=== Data listing ===

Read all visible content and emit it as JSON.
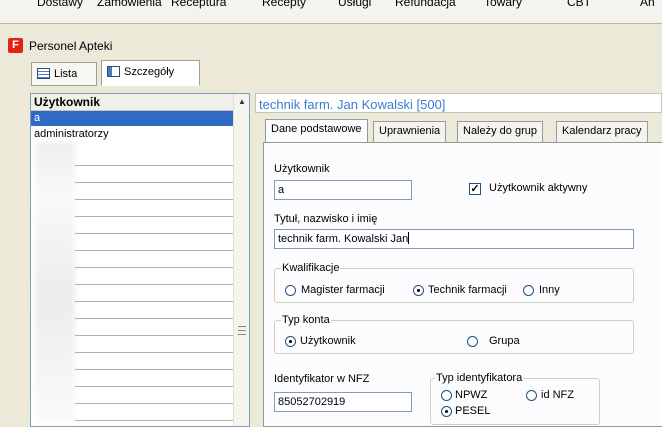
{
  "menubar": {
    "items": [
      {
        "label": "Dostawy"
      },
      {
        "label": "Zamówienia"
      },
      {
        "label": "Receptura"
      },
      {
        "label": "Recepty"
      },
      {
        "label": "Usługi"
      },
      {
        "label": "Refundacja"
      },
      {
        "label": "Towary"
      },
      {
        "label": "CBT"
      },
      {
        "label": "An"
      }
    ]
  },
  "window": {
    "title": "Personel Apteki",
    "icon": "app-icon",
    "view_tabs": [
      {
        "label": "Lista",
        "icon": "list-icon"
      },
      {
        "label": "Szczegóły",
        "icon": "details-icon"
      }
    ]
  },
  "user_list": {
    "header": "Użytkownik",
    "rows": [
      {
        "label": "a",
        "selected": true
      },
      {
        "label": "administratorzy",
        "selected": false
      }
    ]
  },
  "detail": {
    "header": "technik farm. Jan Kowalski [500]",
    "tabs": [
      {
        "label": "Dane podstawowe"
      },
      {
        "label": "Uprawnienia"
      },
      {
        "label": "Należy do grup"
      },
      {
        "label": "Kalendarz pracy"
      }
    ],
    "form": {
      "user_label": "Użytkownik",
      "user_value": "a",
      "active_label": "Użytkownik aktywny",
      "active_checked": true,
      "title_label": "Tytuł, nazwisko i imię",
      "title_value": "technik farm. Kowalski Jan",
      "qualification": {
        "legend": "Kwalifikacje",
        "options": [
          "Magister farmacji",
          "Technik farmacji",
          "Inny"
        ],
        "selected": "Technik farmacji"
      },
      "account_type": {
        "legend": "Typ konta",
        "options": [
          "Użytkownik",
          "Grupa"
        ],
        "selected": "Użytkownik"
      },
      "nfz_label": "Identyfikator w NFZ",
      "nfz_value": "85052702919",
      "id_type": {
        "legend": "Typ identyfikatora",
        "options": [
          "NPWZ",
          "id NFZ",
          "PESEL"
        ],
        "selected": "PESEL"
      }
    }
  },
  "colors": {
    "selection": "#316ac5",
    "header_link": "#3a7ed1",
    "app_icon": "#e32219"
  }
}
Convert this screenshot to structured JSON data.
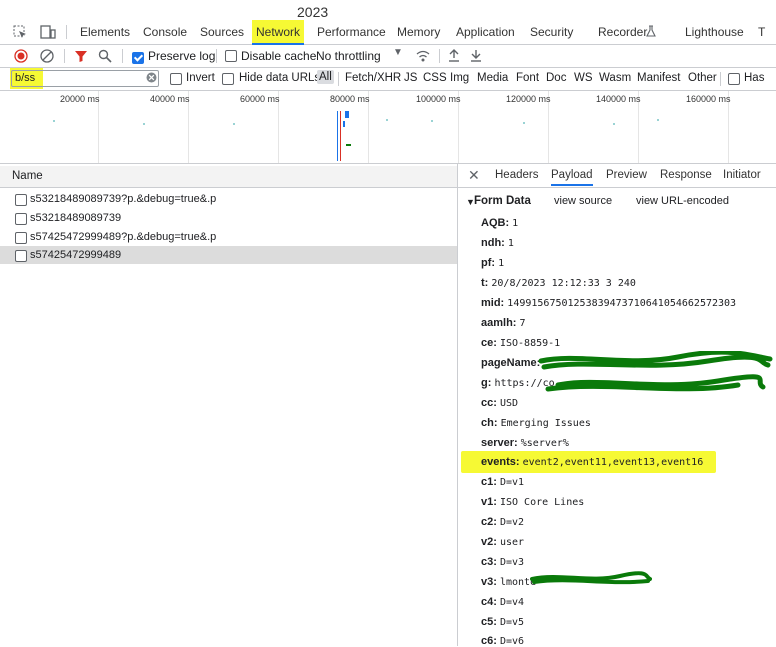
{
  "top_year": "2023",
  "devtools_tabs": [
    "Elements",
    "Console",
    "Sources",
    "Network",
    "Performance",
    "Memory",
    "Application",
    "Security",
    "Recorder",
    "Lighthouse",
    "T"
  ],
  "toolbar": {
    "preserve_log": "Preserve log",
    "disable_cache": "Disable cache",
    "throttling": "No throttling"
  },
  "filter": {
    "value": "b/ss",
    "invert": "Invert",
    "hide_data_urls": "Hide data URLs",
    "types": [
      "All",
      "Fetch/XHR",
      "JS",
      "CSS",
      "Img",
      "Media",
      "Font",
      "Doc",
      "WS",
      "Wasm",
      "Manifest",
      "Other"
    ],
    "has": "Has"
  },
  "timeline_ticks": [
    "20000 ms",
    "40000 ms",
    "60000 ms",
    "80000 ms",
    "100000 ms",
    "120000 ms",
    "140000 ms",
    "160000 ms"
  ],
  "requests": {
    "header": "Name",
    "rows": [
      "s53218489089739?p.&debug=true&.p",
      "s53218489089739",
      "s57425472999489?p.&debug=true&.p",
      "s57425472999489"
    ]
  },
  "details": {
    "tabs": [
      "Headers",
      "Payload",
      "Preview",
      "Response",
      "Initiator"
    ],
    "form_data_label": "Form Data",
    "view_source": "view source",
    "view_url_encoded": "view URL-encoded",
    "fields": [
      {
        "k": "AQB:",
        "v": "1"
      },
      {
        "k": "ndh:",
        "v": "1"
      },
      {
        "k": "pf:",
        "v": "1"
      },
      {
        "k": "t:",
        "v": "20/8/2023 12:12:33 3 240"
      },
      {
        "k": "mid:",
        "v": "14991567501253839473710641054662572303"
      },
      {
        "k": "aamlh:",
        "v": "7"
      },
      {
        "k": "ce:",
        "v": "ISO-8859-1"
      },
      {
        "k": "pageName:",
        "v": ""
      },
      {
        "k": "g:",
        "v": "https://co"
      },
      {
        "k": "cc:",
        "v": "USD"
      },
      {
        "k": "ch:",
        "v": "Emerging Issues"
      },
      {
        "k": "server:",
        "v": "%server%"
      },
      {
        "k": "events:",
        "v": "event2,event11,event13,event16"
      },
      {
        "k": "c1:",
        "v": "D=v1"
      },
      {
        "k": "v1:",
        "v": "ISO Core Lines"
      },
      {
        "k": "c2:",
        "v": "D=v2"
      },
      {
        "k": "v2:",
        "v": "user"
      },
      {
        "k": "c3:",
        "v": "D=v3"
      },
      {
        "k": "v3:",
        "v": "lmonte"
      },
      {
        "k": "c4:",
        "v": "D=v4"
      },
      {
        "k": "c5:",
        "v": "D=v5"
      },
      {
        "k": "c6:",
        "v": "D=v6"
      }
    ]
  },
  "colors": {
    "accent": "#1a73e8",
    "highlight": "#f6f934",
    "scribble": "#0a7a0a",
    "record": "#d93025"
  }
}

=== Stated task ===
Identify the lines that contain the string "Kowalski", and copy every one of them.

=== Written solution ===
    "header": "technik farm. Jan Kowalski [500]",
      "title_value": "technik farm. Kowalski Jan",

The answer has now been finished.